● Task objective
Send each entry back exactly as given, pictures excluded.

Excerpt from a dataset
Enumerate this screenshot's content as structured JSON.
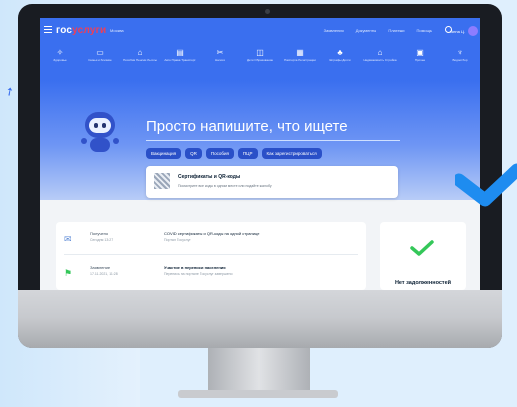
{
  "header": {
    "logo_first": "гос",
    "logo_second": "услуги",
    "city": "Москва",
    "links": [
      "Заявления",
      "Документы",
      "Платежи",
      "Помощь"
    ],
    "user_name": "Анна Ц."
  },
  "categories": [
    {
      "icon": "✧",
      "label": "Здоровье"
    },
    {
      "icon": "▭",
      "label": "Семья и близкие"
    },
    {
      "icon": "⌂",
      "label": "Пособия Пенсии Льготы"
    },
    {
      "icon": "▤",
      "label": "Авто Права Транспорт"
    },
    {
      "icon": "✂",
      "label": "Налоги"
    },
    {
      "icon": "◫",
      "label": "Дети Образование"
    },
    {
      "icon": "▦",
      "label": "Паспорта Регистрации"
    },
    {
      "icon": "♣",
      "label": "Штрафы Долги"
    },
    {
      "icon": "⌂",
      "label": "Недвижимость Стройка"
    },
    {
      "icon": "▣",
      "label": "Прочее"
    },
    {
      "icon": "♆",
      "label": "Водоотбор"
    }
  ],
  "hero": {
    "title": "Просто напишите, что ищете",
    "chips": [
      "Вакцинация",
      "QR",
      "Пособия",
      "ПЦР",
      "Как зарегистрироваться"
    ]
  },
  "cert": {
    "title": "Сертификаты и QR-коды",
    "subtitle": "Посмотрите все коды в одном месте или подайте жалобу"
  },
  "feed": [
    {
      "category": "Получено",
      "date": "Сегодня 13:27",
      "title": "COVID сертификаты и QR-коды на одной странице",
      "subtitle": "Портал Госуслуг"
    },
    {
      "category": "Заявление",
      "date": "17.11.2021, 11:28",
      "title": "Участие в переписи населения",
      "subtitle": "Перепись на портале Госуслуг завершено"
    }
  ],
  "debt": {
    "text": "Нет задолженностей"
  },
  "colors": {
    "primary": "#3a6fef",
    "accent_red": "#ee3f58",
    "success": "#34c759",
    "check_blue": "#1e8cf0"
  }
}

● Result
Enumerate this screenshot's content as structured JSON.
{
  "header": {
    "logo_first": "гос",
    "logo_second": "услуги",
    "city": "Москва",
    "links": [
      "Заявления",
      "Документы",
      "Платежи",
      "Помощь"
    ],
    "user_name": "Анна Ц."
  },
  "categories": [
    {
      "icon": "✧",
      "label": "Здоровье"
    },
    {
      "icon": "▭",
      "label": "Семья и близкие"
    },
    {
      "icon": "⌂",
      "label": "Пособия Пенсии Льготы"
    },
    {
      "icon": "▤",
      "label": "Авто Права Транспорт"
    },
    {
      "icon": "✂",
      "label": "Налоги"
    },
    {
      "icon": "◫",
      "label": "Дети Образование"
    },
    {
      "icon": "▦",
      "label": "Паспорта Регистрации"
    },
    {
      "icon": "♣",
      "label": "Штрафы Долги"
    },
    {
      "icon": "⌂",
      "label": "Недвижимость Стройка"
    },
    {
      "icon": "▣",
      "label": "Прочее"
    },
    {
      "icon": "♆",
      "label": "Водоотбор"
    }
  ],
  "hero": {
    "title": "Просто напишите, что ищете",
    "chips": [
      "Вакцинация",
      "QR",
      "Пособия",
      "ПЦР",
      "Как зарегистрироваться"
    ]
  },
  "cert": {
    "title": "Сертификаты и QR-коды",
    "subtitle": "Посмотрите все коды в одном месте или подайте жалобу"
  },
  "feed": [
    {
      "category": "Получено",
      "date": "Сегодня 13:27",
      "title": "COVID сертификаты и QR-коды на одной странице",
      "subtitle": "Портал Госуслуг"
    },
    {
      "category": "Заявление",
      "date": "17.11.2021, 11:28",
      "title": "Участие в переписи населения",
      "subtitle": "Перепись на портале Госуслуг завершено"
    }
  ],
  "debt": {
    "text": "Нет задолженностей"
  },
  "colors": {
    "primary": "#3a6fef",
    "accent_red": "#ee3f58",
    "success": "#34c759",
    "check_blue": "#1e8cf0"
  }
}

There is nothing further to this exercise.